(Data records)
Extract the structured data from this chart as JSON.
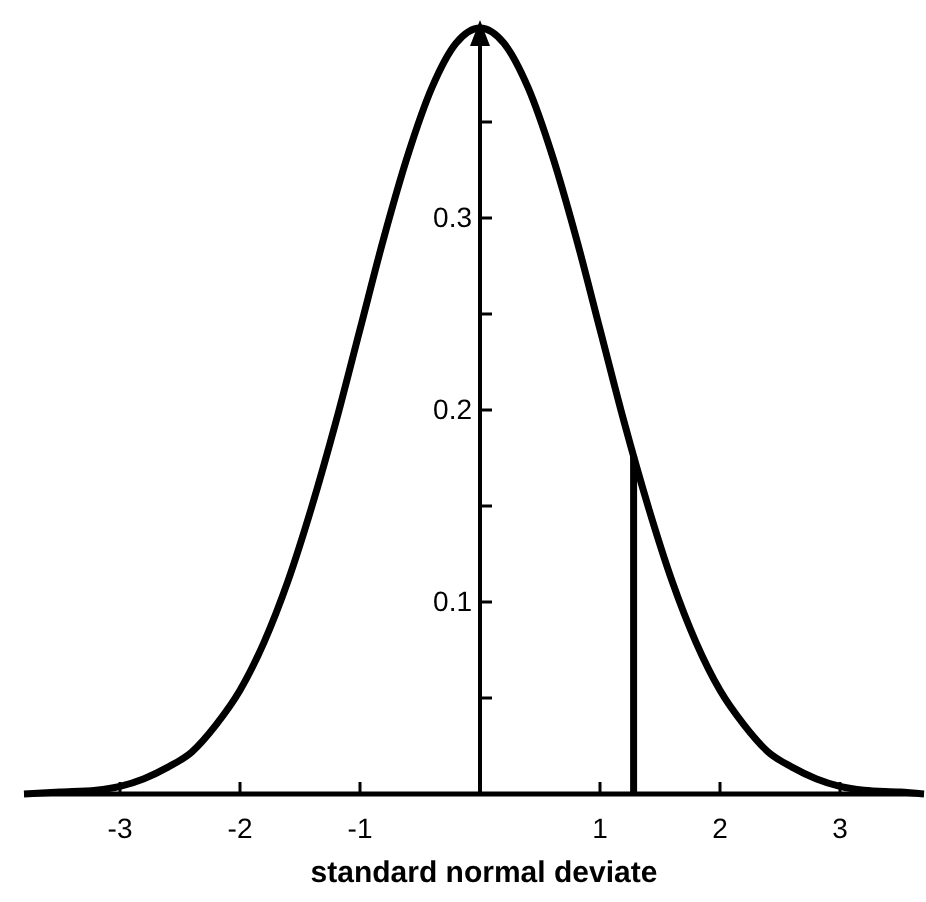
{
  "chart_data": {
    "type": "line",
    "xlabel": "standard normal deviate",
    "xlim": [
      -3.8,
      3.7
    ],
    "ylim": [
      0,
      0.4
    ],
    "xticks": [
      -3,
      -2,
      -1,
      {
        "value": 0,
        "label": null
      },
      1,
      2,
      3
    ],
    "yticks": [
      {
        "value": 0.05,
        "label": null
      },
      0.1,
      {
        "value": 0.15,
        "label": null
      },
      0.2,
      {
        "value": 0.25,
        "label": null
      },
      0.3,
      {
        "value": 0.35,
        "label": null
      }
    ],
    "grid": false,
    "marker": "none",
    "line_style": "solid",
    "series": [
      {
        "color": "#000000",
        "x": [
          -3.8,
          -3.5,
          -3.2,
          -3,
          -2.8,
          -2.6,
          -2.4,
          -2.2,
          -2,
          -1.8,
          -1.6,
          -1.4,
          -1.2,
          -1,
          -0.8,
          -0.6,
          -0.4,
          -0.2,
          0,
          0.2,
          0.4,
          0.6,
          0.8,
          1,
          1.2,
          1.4,
          1.6,
          1.8,
          2,
          2.2,
          2.4,
          2.6,
          2.8,
          3,
          3.2,
          3.5,
          3.7
        ],
        "values": [
          0,
          0.001,
          0.002,
          0.004,
          0.008,
          0.014,
          0.022,
          0.036,
          0.054,
          0.079,
          0.111,
          0.15,
          0.194,
          0.242,
          0.29,
          0.333,
          0.368,
          0.391,
          0.399,
          0.391,
          0.368,
          0.333,
          0.29,
          0.242,
          0.194,
          0.15,
          0.111,
          0.079,
          0.054,
          0.036,
          0.022,
          0.014,
          0.008,
          0.004,
          0.002,
          0.001,
          0
        ]
      },
      {
        "color": "#000000",
        "x": [
          1.28,
          1.28
        ],
        "values": [
          0,
          0.176
        ]
      }
    ]
  }
}
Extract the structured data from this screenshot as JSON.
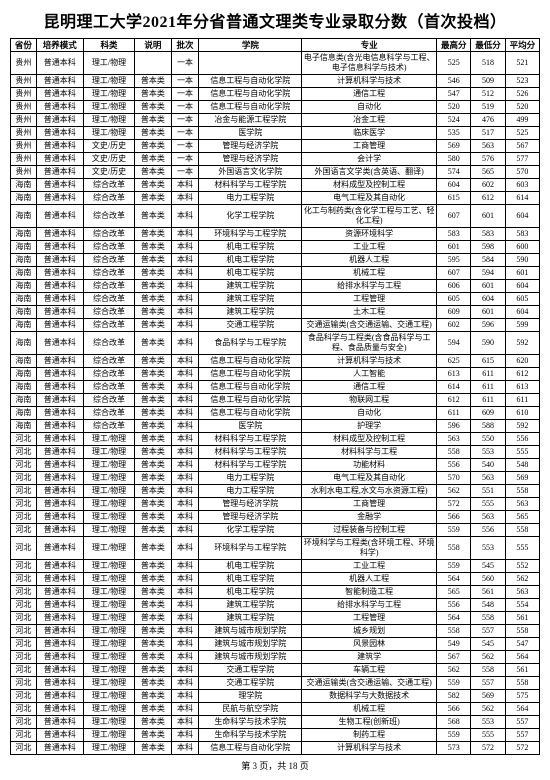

> **WHAT THE TASK REQUIRES**
Search the data for "from". Copy every matching line.

> **OUTPUT OF THE TASK**
Extract the structured data from this chart as JSON.
Extract the structured data from this screenshot as JSON.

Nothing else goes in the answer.